---------- Input rows ----------

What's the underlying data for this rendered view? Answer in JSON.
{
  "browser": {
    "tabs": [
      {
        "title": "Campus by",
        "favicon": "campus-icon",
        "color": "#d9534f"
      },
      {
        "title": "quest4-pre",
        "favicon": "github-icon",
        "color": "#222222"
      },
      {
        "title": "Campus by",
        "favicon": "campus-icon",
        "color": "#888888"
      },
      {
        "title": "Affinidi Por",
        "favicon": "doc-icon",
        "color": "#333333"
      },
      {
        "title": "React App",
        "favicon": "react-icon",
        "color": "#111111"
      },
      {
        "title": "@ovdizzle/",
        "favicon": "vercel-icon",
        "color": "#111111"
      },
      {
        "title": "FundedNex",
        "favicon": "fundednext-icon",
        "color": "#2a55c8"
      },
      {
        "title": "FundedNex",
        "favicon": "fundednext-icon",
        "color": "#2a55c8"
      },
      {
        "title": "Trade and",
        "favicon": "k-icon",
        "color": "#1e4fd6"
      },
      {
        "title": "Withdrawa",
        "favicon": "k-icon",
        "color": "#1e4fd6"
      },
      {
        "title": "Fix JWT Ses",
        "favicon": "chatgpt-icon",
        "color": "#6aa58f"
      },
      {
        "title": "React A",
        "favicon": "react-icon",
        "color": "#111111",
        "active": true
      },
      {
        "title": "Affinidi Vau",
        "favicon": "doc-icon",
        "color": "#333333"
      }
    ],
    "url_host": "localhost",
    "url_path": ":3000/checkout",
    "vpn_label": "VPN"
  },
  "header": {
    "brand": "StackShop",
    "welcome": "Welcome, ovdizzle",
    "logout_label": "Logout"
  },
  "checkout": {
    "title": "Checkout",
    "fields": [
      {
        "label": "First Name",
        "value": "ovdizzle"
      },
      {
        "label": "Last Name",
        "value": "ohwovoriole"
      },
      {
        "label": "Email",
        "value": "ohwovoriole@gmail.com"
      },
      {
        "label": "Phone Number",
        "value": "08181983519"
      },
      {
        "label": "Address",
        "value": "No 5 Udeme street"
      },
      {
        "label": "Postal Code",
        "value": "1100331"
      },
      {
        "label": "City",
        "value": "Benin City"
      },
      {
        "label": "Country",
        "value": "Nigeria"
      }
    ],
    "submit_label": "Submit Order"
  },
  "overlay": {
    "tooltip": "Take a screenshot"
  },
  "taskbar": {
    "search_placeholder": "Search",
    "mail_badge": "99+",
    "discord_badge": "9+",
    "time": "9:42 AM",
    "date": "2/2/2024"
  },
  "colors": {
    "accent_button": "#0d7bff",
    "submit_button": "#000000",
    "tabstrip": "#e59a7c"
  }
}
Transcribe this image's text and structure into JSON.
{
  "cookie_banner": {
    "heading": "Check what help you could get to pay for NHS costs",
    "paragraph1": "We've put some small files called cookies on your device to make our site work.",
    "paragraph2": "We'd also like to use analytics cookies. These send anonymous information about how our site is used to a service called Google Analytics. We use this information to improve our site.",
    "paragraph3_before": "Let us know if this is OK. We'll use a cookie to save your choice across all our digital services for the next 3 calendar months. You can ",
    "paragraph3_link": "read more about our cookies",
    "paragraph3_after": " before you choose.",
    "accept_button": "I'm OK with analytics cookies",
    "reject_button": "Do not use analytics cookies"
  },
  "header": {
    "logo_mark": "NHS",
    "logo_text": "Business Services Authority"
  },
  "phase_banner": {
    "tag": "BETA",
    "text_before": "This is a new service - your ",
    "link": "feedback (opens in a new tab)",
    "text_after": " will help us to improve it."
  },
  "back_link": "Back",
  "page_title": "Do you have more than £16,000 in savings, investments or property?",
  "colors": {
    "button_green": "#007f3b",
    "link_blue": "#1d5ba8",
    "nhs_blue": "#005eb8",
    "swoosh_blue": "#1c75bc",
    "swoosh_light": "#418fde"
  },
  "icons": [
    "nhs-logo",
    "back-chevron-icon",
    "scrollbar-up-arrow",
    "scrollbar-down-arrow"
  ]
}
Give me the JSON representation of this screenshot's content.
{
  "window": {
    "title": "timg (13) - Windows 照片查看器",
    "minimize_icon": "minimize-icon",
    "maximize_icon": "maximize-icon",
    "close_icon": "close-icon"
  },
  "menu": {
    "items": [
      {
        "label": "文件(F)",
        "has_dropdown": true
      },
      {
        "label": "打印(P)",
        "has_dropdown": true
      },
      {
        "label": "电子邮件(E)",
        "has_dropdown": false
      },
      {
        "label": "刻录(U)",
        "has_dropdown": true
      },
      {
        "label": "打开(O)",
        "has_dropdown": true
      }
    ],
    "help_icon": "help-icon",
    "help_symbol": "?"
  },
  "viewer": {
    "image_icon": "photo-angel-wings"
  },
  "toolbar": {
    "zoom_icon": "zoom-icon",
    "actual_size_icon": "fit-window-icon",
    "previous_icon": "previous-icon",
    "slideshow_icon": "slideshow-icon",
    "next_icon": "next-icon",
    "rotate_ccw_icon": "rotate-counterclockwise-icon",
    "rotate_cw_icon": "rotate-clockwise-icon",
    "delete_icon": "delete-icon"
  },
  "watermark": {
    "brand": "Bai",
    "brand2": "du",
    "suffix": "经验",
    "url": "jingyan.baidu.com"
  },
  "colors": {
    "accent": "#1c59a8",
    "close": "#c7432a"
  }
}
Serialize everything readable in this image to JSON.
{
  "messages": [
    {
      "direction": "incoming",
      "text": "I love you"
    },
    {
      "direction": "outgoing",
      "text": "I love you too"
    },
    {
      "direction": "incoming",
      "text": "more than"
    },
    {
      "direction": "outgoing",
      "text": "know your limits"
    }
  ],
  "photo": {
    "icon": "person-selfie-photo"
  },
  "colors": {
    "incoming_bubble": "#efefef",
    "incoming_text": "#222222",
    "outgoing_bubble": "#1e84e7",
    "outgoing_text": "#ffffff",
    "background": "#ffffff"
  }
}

----------

Aim of the task:
Print every record exactly as it was given.

The answer:
What's the underlying data for this rendered view? Answer in JSON.
{
  "browser": {
    "tabs": [
      {
        "title": "Campus by",
        "favicon": "campus-icon",
        "color": "#d9534f"
      },
      {
        "title": "quest4-pre",
        "favicon": "github-icon",
        "color": "#222222"
      },
      {
        "title": "Campus by",
        "favicon": "campus-icon",
        "color": "#888888"
      },
      {
        "title": "Affinidi Por",
        "favicon": "doc-icon",
        "color": "#333333"
      },
      {
        "title": "React App",
        "favicon": "react-icon",
        "color": "#111111"
      },
      {
        "title": "@ovdizzle/",
        "favicon": "vercel-icon",
        "color": "#111111"
      },
      {
        "title": "FundedNex",
        "favicon": "fundednext-icon",
        "color": "#2a55c8"
      },
      {
        "title": "FundedNex",
        "favicon": "fundednext-icon",
        "color": "#2a55c8"
      },
      {
        "title": "Trade and",
        "favicon": "k-icon",
        "color": "#1e4fd6"
      },
      {
        "title": "Withdrawa",
        "favicon": "k-icon",
        "color": "#1e4fd6"
      },
      {
        "title": "Fix JWT Ses",
        "favicon": "chatgpt-icon",
        "color": "#6aa58f"
      },
      {
        "title": "React A",
        "favicon": "react-icon",
        "color": "#111111",
        "active": true
      },
      {
        "title": "Affinidi Vau",
        "favicon": "doc-icon",
        "color": "#333333"
      }
    ],
    "url_host": "localhost",
    "url_path": ":3000/checkout",
    "vpn_label": "VPN"
  },
  "header": {
    "brand": "StackShop",
    "welcome": "Welcome, ovdizzle",
    "logout_label": "Logout"
  },
  "checkout": {
    "title": "Checkout",
    "fields": [
      {
        "label": "First Name",
        "value": "ovdizzle"
      },
      {
        "label": "Last Name",
        "value": "ohwovoriole"
      },
      {
        "label": "Email",
        "value": "ohwovoriole@gmail.com"
      },
      {
        "label": "Phone Number",
        "value": "08181983519"
      },
      {
        "label": "Address",
        "value": "No 5 Udeme street"
      },
      {
        "label": "Postal Code",
        "value": "1100331"
      },
      {
        "label": "City",
        "value": "Benin City"
      },
      {
        "label": "Country",
        "value": "Nigeria"
      }
    ],
    "submit_label": "Submit Order"
  },
  "overlay": {
    "tooltip": "Take a screenshot"
  },
  "taskbar": {
    "search_placeholder": "Search",
    "mail_badge": "99+",
    "discord_badge": "9+",
    "time": "9:42 AM",
    "date": "2/2/2024"
  },
  "colors": {
    "accent_button": "#0d7bff",
    "submit_button": "#000000",
    "tabstrip": "#e59a7c"
  }
}
Transcribe this image's text and structure into JSON.
{
  "cookie_banner": {
    "heading": "Check what help you could get to pay for NHS costs",
    "paragraph1": "We've put some small files called cookies on your device to make our site work.",
    "paragraph2": "We'd also like to use analytics cookies. These send anonymous information about how our site is used to a service called Google Analytics. We use this information to improve our site.",
    "paragraph3_before": "Let us know if this is OK. We'll use a cookie to save your choice across all our digital services for the next 3 calendar months. You can ",
    "paragraph3_link": "read more about our cookies",
    "paragraph3_after": " before you choose.",
    "accept_button": "I'm OK with analytics cookies",
    "reject_button": "Do not use analytics cookies"
  },
  "header": {
    "logo_mark": "NHS",
    "logo_text": "Business Services Authority"
  },
  "phase_banner": {
    "tag": "BETA",
    "text_before": "This is a new service - your ",
    "link": "feedback (opens in a new tab)",
    "text_after": " will help us to improve it."
  },
  "back_link": "Back",
  "page_title": "Do you have more than £16,000 in savings, investments or property?",
  "colors": {
    "button_green": "#007f3b",
    "link_blue": "#1d5ba8",
    "nhs_blue": "#005eb8",
    "swoosh_blue": "#1c75bc",
    "swoosh_light": "#418fde"
  },
  "icons": [
    "nhs-logo",
    "back-chevron-icon",
    "scrollbar-up-arrow",
    "scrollbar-down-arrow"
  ]
}
Give me the JSON representation of this screenshot's content.
{
  "window": {
    "title": "timg (13) - Windows 照片查看器",
    "minimize_icon": "minimize-icon",
    "maximize_icon": "maximize-icon",
    "close_icon": "close-icon"
  },
  "menu": {
    "items": [
      {
        "label": "文件(F)",
        "has_dropdown": true
      },
      {
        "label": "打印(P)",
        "has_dropdown": true
      },
      {
        "label": "电子邮件(E)",
        "has_dropdown": false
      },
      {
        "label": "刻录(U)",
        "has_dropdown": true
      },
      {
        "label": "打开(O)",
        "has_dropdown": true
      }
    ],
    "help_icon": "help-icon",
    "help_symbol": "?"
  },
  "viewer": {
    "image_icon": "photo-angel-wings"
  },
  "toolbar": {
    "zoom_icon": "zoom-icon",
    "actual_size_icon": "fit-window-icon",
    "previous_icon": "previous-icon",
    "slideshow_icon": "slideshow-icon",
    "next_icon": "next-icon",
    "rotate_ccw_icon": "rotate-counterclockwise-icon",
    "rotate_cw_icon": "rotate-clockwise-icon",
    "delete_icon": "delete-icon"
  },
  "watermark": {
    "brand": "Bai",
    "brand2": "du",
    "suffix": "经验",
    "url": "jingyan.baidu.com"
  },
  "colors": {
    "accent": "#1c59a8",
    "close": "#c7432a"
  }
}
Serialize everything readable in this image to JSON.
{
  "messages": [
    {
      "direction": "incoming",
      "text": "I love you"
    },
    {
      "direction": "outgoing",
      "text": "I love you too"
    },
    {
      "direction": "incoming",
      "text": "more than"
    },
    {
      "direction": "outgoing",
      "text": "know your limits"
    }
  ],
  "photo": {
    "icon": "person-selfie-photo"
  },
  "colors": {
    "incoming_bubble": "#efefef",
    "incoming_text": "#222222",
    "outgoing_bubble": "#1e84e7",
    "outgoing_text": "#ffffff",
    "background": "#ffffff"
  }
}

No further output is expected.